PROBLEM REQUIREMENTS
Each record must be reproduced exactly as it is shown.
<<<<
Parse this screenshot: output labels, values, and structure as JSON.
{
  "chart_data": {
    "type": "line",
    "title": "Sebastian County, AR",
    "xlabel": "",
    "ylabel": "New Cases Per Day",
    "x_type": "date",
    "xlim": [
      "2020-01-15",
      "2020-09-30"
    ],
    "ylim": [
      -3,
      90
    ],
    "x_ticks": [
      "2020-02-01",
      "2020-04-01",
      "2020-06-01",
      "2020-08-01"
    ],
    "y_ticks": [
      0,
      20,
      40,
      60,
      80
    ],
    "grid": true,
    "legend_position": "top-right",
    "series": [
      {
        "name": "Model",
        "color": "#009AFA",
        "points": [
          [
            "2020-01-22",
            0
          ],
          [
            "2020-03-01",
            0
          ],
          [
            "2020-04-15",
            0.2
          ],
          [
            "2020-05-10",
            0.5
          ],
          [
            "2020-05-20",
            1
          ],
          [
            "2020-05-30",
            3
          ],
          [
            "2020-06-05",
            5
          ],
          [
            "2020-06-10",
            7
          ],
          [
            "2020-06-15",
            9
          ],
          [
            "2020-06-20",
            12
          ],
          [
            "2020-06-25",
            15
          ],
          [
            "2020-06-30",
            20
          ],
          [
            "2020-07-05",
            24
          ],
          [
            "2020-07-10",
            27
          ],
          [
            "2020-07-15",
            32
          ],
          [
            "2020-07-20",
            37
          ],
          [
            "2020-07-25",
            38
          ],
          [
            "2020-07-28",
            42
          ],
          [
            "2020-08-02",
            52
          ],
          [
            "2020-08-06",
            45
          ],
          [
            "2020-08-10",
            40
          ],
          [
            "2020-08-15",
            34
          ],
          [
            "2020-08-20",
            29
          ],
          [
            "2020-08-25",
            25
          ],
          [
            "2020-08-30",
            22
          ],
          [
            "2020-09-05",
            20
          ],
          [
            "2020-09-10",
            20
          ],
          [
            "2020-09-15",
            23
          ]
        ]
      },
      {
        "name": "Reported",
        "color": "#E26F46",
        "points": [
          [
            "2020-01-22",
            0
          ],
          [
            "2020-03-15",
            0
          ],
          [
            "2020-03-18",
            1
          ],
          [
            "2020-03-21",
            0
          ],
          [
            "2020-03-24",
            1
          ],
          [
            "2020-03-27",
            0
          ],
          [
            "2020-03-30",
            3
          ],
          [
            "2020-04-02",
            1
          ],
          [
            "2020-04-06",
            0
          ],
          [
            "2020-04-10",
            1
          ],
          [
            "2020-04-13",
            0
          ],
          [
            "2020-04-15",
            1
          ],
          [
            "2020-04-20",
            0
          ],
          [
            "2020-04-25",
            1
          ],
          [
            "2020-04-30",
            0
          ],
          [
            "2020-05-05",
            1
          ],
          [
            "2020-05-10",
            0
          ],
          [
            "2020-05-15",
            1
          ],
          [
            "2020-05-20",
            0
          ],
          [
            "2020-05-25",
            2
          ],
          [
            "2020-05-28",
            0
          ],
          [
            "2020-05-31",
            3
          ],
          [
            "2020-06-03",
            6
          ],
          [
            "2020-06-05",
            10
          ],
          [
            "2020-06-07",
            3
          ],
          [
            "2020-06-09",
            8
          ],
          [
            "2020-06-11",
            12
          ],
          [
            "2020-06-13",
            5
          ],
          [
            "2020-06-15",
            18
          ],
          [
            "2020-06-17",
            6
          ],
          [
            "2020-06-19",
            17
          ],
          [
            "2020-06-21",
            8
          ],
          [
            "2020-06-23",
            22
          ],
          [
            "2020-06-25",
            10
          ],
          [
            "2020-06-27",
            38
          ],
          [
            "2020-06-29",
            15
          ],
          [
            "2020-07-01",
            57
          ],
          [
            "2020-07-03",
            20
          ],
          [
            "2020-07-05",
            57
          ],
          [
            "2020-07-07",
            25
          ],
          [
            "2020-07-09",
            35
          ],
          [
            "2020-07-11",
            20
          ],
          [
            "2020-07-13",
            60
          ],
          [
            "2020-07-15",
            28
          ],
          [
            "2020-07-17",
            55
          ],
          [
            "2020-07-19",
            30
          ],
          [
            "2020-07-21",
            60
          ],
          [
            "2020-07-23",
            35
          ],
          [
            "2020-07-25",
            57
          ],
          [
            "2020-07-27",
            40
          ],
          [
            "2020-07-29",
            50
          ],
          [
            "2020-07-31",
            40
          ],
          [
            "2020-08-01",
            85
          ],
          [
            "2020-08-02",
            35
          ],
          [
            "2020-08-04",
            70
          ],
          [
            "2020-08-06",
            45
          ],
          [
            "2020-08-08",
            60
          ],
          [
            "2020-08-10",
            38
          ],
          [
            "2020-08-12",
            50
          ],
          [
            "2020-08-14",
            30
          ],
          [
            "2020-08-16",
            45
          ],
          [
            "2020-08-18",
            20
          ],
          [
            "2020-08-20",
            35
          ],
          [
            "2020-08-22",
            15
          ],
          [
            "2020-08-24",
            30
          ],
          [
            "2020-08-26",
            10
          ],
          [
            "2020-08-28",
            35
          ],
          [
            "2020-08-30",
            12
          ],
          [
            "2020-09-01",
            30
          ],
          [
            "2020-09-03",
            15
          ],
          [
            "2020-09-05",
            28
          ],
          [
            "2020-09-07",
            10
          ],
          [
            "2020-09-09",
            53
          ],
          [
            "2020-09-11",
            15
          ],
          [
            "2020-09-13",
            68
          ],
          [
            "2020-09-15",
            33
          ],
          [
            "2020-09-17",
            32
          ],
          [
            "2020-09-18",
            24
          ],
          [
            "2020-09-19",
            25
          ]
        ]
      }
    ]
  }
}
>>>>
ANSWER FOR THE TASK
Parse this screenshot: output labels, values, and structure as JSON.
{
  "chart_data": {
    "type": "line",
    "title": "Sebastian County, AR",
    "xlabel": "",
    "ylabel": "New Cases Per Day",
    "x_type": "date",
    "xlim": [
      "2020-01-15",
      "2020-09-30"
    ],
    "ylim": [
      -3,
      90
    ],
    "x_ticks": [
      "2020-02-01",
      "2020-04-01",
      "2020-06-01",
      "2020-08-01"
    ],
    "y_ticks": [
      0,
      20,
      40,
      60,
      80
    ],
    "grid": true,
    "legend_position": "top-right",
    "series": [
      {
        "name": "Model",
        "color": "#009AFA",
        "points": [
          [
            "2020-01-22",
            0
          ],
          [
            "2020-03-01",
            0
          ],
          [
            "2020-04-15",
            0.2
          ],
          [
            "2020-05-10",
            0.5
          ],
          [
            "2020-05-20",
            1
          ],
          [
            "2020-05-30",
            3
          ],
          [
            "2020-06-05",
            5
          ],
          [
            "2020-06-10",
            7
          ],
          [
            "2020-06-15",
            9
          ],
          [
            "2020-06-20",
            12
          ],
          [
            "2020-06-25",
            15
          ],
          [
            "2020-06-30",
            20
          ],
          [
            "2020-07-05",
            24
          ],
          [
            "2020-07-10",
            27
          ],
          [
            "2020-07-15",
            32
          ],
          [
            "2020-07-20",
            37
          ],
          [
            "2020-07-25",
            38
          ],
          [
            "2020-07-28",
            42
          ],
          [
            "2020-08-02",
            52
          ],
          [
            "2020-08-06",
            45
          ],
          [
            "2020-08-10",
            40
          ],
          [
            "2020-08-15",
            34
          ],
          [
            "2020-08-20",
            29
          ],
          [
            "2020-08-25",
            25
          ],
          [
            "2020-08-30",
            22
          ],
          [
            "2020-09-05",
            20
          ],
          [
            "2020-09-10",
            20
          ],
          [
            "2020-09-15",
            23
          ]
        ]
      },
      {
        "name": "Reported",
        "color": "#E26F46",
        "points": [
          [
            "2020-01-22",
            0
          ],
          [
            "2020-03-15",
            0
          ],
          [
            "2020-03-18",
            1
          ],
          [
            "2020-03-21",
            0
          ],
          [
            "2020-03-24",
            1
          ],
          [
            "2020-03-27",
            0
          ],
          [
            "2020-03-30",
            3
          ],
          [
            "2020-04-02",
            1
          ],
          [
            "2020-04-06",
            0
          ],
          [
            "2020-04-10",
            1
          ],
          [
            "2020-04-13",
            0
          ],
          [
            "2020-04-15",
            1
          ],
          [
            "2020-04-20",
            0
          ],
          [
            "2020-04-25",
            1
          ],
          [
            "2020-04-30",
            0
          ],
          [
            "2020-05-05",
            1
          ],
          [
            "2020-05-10",
            0
          ],
          [
            "2020-05-15",
            1
          ],
          [
            "2020-05-20",
            0
          ],
          [
            "2020-05-25",
            2
          ],
          [
            "2020-05-28",
            0
          ],
          [
            "2020-05-31",
            3
          ],
          [
            "2020-06-03",
            6
          ],
          [
            "2020-06-05",
            10
          ],
          [
            "2020-06-07",
            3
          ],
          [
            "2020-06-09",
            8
          ],
          [
            "2020-06-11",
            12
          ],
          [
            "2020-06-13",
            5
          ],
          [
            "2020-06-15",
            18
          ],
          [
            "2020-06-17",
            6
          ],
          [
            "2020-06-19",
            17
          ],
          [
            "2020-06-21",
            8
          ],
          [
            "2020-06-23",
            22
          ],
          [
            "2020-06-25",
            10
          ],
          [
            "2020-06-27",
            38
          ],
          [
            "2020-06-29",
            15
          ],
          [
            "2020-07-01",
            57
          ],
          [
            "2020-07-03",
            20
          ],
          [
            "2020-07-05",
            57
          ],
          [
            "2020-07-07",
            25
          ],
          [
            "2020-07-09",
            35
          ],
          [
            "2020-07-11",
            20
          ],
          [
            "2020-07-13",
            60
          ],
          [
            "2020-07-15",
            28
          ],
          [
            "2020-07-17",
            55
          ],
          [
            "2020-07-19",
            30
          ],
          [
            "2020-07-21",
            60
          ],
          [
            "2020-07-23",
            35
          ],
          [
            "2020-07-25",
            57
          ],
          [
            "2020-07-27",
            40
          ],
          [
            "2020-07-29",
            50
          ],
          [
            "2020-07-31",
            40
          ],
          [
            "2020-08-01",
            85
          ],
          [
            "2020-08-02",
            35
          ],
          [
            "2020-08-04",
            70
          ],
          [
            "2020-08-06",
            45
          ],
          [
            "2020-08-08",
            60
          ],
          [
            "2020-08-10",
            38
          ],
          [
            "2020-08-12",
            50
          ],
          [
            "2020-08-14",
            30
          ],
          [
            "2020-08-16",
            45
          ],
          [
            "2020-08-18",
            20
          ],
          [
            "2020-08-20",
            35
          ],
          [
            "2020-08-22",
            15
          ],
          [
            "2020-08-24",
            30
          ],
          [
            "2020-08-26",
            10
          ],
          [
            "2020-08-28",
            35
          ],
          [
            "2020-08-30",
            12
          ],
          [
            "2020-09-01",
            30
          ],
          [
            "2020-09-03",
            15
          ],
          [
            "2020-09-05",
            28
          ],
          [
            "2020-09-07",
            10
          ],
          [
            "2020-09-09",
            53
          ],
          [
            "2020-09-11",
            15
          ],
          [
            "2020-09-13",
            68
          ],
          [
            "2020-09-15",
            33
          ],
          [
            "2020-09-17",
            32
          ],
          [
            "2020-09-18",
            24
          ],
          [
            "2020-09-19",
            25
          ]
        ]
      }
    ]
  }
}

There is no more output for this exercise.